● **Exercise**:
Output every record below exactly as it appears.

Extracted data entries
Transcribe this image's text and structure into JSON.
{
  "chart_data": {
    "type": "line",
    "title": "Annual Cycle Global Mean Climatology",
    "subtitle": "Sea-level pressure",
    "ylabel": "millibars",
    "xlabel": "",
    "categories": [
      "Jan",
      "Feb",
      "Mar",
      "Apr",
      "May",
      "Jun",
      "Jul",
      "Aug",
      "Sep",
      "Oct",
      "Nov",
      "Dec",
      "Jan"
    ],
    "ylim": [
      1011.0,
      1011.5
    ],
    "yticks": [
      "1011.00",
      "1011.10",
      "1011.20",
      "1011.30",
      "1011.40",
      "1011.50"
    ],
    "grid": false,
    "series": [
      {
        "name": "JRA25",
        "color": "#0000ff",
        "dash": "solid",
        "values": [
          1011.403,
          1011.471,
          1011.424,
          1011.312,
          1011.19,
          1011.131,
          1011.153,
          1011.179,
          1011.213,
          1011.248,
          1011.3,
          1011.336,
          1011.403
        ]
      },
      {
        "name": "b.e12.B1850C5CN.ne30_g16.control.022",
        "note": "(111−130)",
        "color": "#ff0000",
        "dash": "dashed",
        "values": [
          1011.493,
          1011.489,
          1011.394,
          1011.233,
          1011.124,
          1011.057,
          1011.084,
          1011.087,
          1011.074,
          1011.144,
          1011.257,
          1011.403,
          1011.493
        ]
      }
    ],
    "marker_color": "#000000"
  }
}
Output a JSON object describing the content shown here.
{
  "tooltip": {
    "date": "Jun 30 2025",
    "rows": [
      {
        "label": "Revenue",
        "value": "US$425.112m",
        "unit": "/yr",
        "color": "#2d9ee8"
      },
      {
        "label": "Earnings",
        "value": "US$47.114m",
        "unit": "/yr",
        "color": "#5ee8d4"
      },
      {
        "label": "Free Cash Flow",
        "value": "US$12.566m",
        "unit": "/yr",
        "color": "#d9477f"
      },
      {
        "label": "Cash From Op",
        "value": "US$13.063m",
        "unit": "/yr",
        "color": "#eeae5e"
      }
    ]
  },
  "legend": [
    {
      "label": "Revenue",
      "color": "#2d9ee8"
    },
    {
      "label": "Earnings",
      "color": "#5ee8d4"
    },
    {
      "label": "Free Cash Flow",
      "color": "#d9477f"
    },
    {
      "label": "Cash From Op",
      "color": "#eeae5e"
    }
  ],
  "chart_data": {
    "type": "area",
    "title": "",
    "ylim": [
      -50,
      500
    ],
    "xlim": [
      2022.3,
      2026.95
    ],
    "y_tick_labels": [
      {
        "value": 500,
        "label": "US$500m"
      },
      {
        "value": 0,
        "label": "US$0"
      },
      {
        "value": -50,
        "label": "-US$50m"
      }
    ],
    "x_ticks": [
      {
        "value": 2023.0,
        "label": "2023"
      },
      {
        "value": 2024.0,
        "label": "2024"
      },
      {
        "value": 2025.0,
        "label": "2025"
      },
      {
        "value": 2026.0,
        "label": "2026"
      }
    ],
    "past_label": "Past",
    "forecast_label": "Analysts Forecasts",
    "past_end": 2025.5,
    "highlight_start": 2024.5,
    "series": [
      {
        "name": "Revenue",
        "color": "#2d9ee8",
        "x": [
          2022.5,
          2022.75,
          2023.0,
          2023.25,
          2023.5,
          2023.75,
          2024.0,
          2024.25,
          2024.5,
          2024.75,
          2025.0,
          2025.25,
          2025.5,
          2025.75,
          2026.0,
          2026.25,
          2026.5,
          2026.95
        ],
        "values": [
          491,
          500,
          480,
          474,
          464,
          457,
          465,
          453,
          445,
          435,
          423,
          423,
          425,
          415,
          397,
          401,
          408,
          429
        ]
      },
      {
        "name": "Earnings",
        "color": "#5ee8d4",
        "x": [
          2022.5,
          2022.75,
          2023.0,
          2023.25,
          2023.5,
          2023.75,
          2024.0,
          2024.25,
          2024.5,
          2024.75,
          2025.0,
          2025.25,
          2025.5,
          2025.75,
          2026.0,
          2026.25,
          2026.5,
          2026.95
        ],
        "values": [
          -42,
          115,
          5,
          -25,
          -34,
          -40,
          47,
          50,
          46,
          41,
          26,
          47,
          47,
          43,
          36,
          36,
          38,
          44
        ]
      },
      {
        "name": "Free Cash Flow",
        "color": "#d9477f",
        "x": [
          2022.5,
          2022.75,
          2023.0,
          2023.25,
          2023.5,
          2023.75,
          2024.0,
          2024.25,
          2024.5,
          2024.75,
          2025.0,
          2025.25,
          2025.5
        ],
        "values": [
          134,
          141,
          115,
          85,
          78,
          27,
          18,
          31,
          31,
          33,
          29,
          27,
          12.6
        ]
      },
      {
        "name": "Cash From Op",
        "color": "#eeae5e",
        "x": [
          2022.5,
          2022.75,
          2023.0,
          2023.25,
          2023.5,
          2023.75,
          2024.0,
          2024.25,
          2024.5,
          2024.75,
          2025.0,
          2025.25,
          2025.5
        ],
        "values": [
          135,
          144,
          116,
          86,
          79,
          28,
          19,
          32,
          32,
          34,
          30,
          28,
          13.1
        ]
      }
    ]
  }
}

● **Written solution**:
Transcribe this image's text and structure into JSON.
{
  "chart_data": {
    "type": "line",
    "title": "Annual Cycle Global Mean Climatology",
    "subtitle": "Sea-level pressure",
    "ylabel": "millibars",
    "xlabel": "",
    "categories": [
      "Jan",
      "Feb",
      "Mar",
      "Apr",
      "May",
      "Jun",
      "Jul",
      "Aug",
      "Sep",
      "Oct",
      "Nov",
      "Dec",
      "Jan"
    ],
    "ylim": [
      1011.0,
      1011.5
    ],
    "yticks": [
      "1011.00",
      "1011.10",
      "1011.20",
      "1011.30",
      "1011.40",
      "1011.50"
    ],
    "grid": false,
    "series": [
      {
        "name": "JRA25",
        "color": "#0000ff",
        "dash": "solid",
        "values": [
          1011.403,
          1011.471,
          1011.424,
          1011.312,
          1011.19,
          1011.131,
          1011.153,
          1011.179,
          1011.213,
          1011.248,
          1011.3,
          1011.336,
          1011.403
        ]
      },
      {
        "name": "b.e12.B1850C5CN.ne30_g16.control.022",
        "note": "(111−130)",
        "color": "#ff0000",
        "dash": "dashed",
        "values": [
          1011.493,
          1011.489,
          1011.394,
          1011.233,
          1011.124,
          1011.057,
          1011.084,
          1011.087,
          1011.074,
          1011.144,
          1011.257,
          1011.403,
          1011.493
        ]
      }
    ],
    "marker_color": "#000000"
  }
}
Output a JSON object describing the content shown here.
{
  "tooltip": {
    "date": "Jun 30 2025",
    "rows": [
      {
        "label": "Revenue",
        "value": "US$425.112m",
        "unit": "/yr",
        "color": "#2d9ee8"
      },
      {
        "label": "Earnings",
        "value": "US$47.114m",
        "unit": "/yr",
        "color": "#5ee8d4"
      },
      {
        "label": "Free Cash Flow",
        "value": "US$12.566m",
        "unit": "/yr",
        "color": "#d9477f"
      },
      {
        "label": "Cash From Op",
        "value": "US$13.063m",
        "unit": "/yr",
        "color": "#eeae5e"
      }
    ]
  },
  "legend": [
    {
      "label": "Revenue",
      "color": "#2d9ee8"
    },
    {
      "label": "Earnings",
      "color": "#5ee8d4"
    },
    {
      "label": "Free Cash Flow",
      "color": "#d9477f"
    },
    {
      "label": "Cash From Op",
      "color": "#eeae5e"
    }
  ],
  "chart_data": {
    "type": "area",
    "title": "",
    "ylim": [
      -50,
      500
    ],
    "xlim": [
      2022.3,
      2026.95
    ],
    "y_tick_labels": [
      {
        "value": 500,
        "label": "US$500m"
      },
      {
        "value": 0,
        "label": "US$0"
      },
      {
        "value": -50,
        "label": "-US$50m"
      }
    ],
    "x_ticks": [
      {
        "value": 2023.0,
        "label": "2023"
      },
      {
        "value": 2024.0,
        "label": "2024"
      },
      {
        "value": 2025.0,
        "label": "2025"
      },
      {
        "value": 2026.0,
        "label": "2026"
      }
    ],
    "past_label": "Past",
    "forecast_label": "Analysts Forecasts",
    "past_end": 2025.5,
    "highlight_start": 2024.5,
    "series": [
      {
        "name": "Revenue",
        "color": "#2d9ee8",
        "x": [
          2022.5,
          2022.75,
          2023.0,
          2023.25,
          2023.5,
          2023.75,
          2024.0,
          2024.25,
          2024.5,
          2024.75,
          2025.0,
          2025.25,
          2025.5,
          2025.75,
          2026.0,
          2026.25,
          2026.5,
          2026.95
        ],
        "values": [
          491,
          500,
          480,
          474,
          464,
          457,
          465,
          453,
          445,
          435,
          423,
          423,
          425,
          415,
          397,
          401,
          408,
          429
        ]
      },
      {
        "name": "Earnings",
        "color": "#5ee8d4",
        "x": [
          2022.5,
          2022.75,
          2023.0,
          2023.25,
          2023.5,
          2023.75,
          2024.0,
          2024.25,
          2024.5,
          2024.75,
          2025.0,
          2025.25,
          2025.5,
          2025.75,
          2026.0,
          2026.25,
          2026.5,
          2026.95
        ],
        "values": [
          -42,
          115,
          5,
          -25,
          -34,
          -40,
          47,
          50,
          46,
          41,
          26,
          47,
          47,
          43,
          36,
          36,
          38,
          44
        ]
      },
      {
        "name": "Free Cash Flow",
        "color": "#d9477f",
        "x": [
          2022.5,
          2022.75,
          2023.0,
          2023.25,
          2023.5,
          2023.75,
          2024.0,
          2024.25,
          2024.5,
          2024.75,
          2025.0,
          2025.25,
          2025.5
        ],
        "values": [
          134,
          141,
          115,
          85,
          78,
          27,
          18,
          31,
          31,
          33,
          29,
          27,
          12.6
        ]
      },
      {
        "name": "Cash From Op",
        "color": "#eeae5e",
        "x": [
          2022.5,
          2022.75,
          2023.0,
          2023.25,
          2023.5,
          2023.75,
          2024.0,
          2024.25,
          2024.5,
          2024.75,
          2025.0,
          2025.25,
          2025.5
        ],
        "values": [
          135,
          144,
          116,
          86,
          79,
          28,
          19,
          32,
          32,
          34,
          30,
          28,
          13.1
        ]
      }
    ]
  }
}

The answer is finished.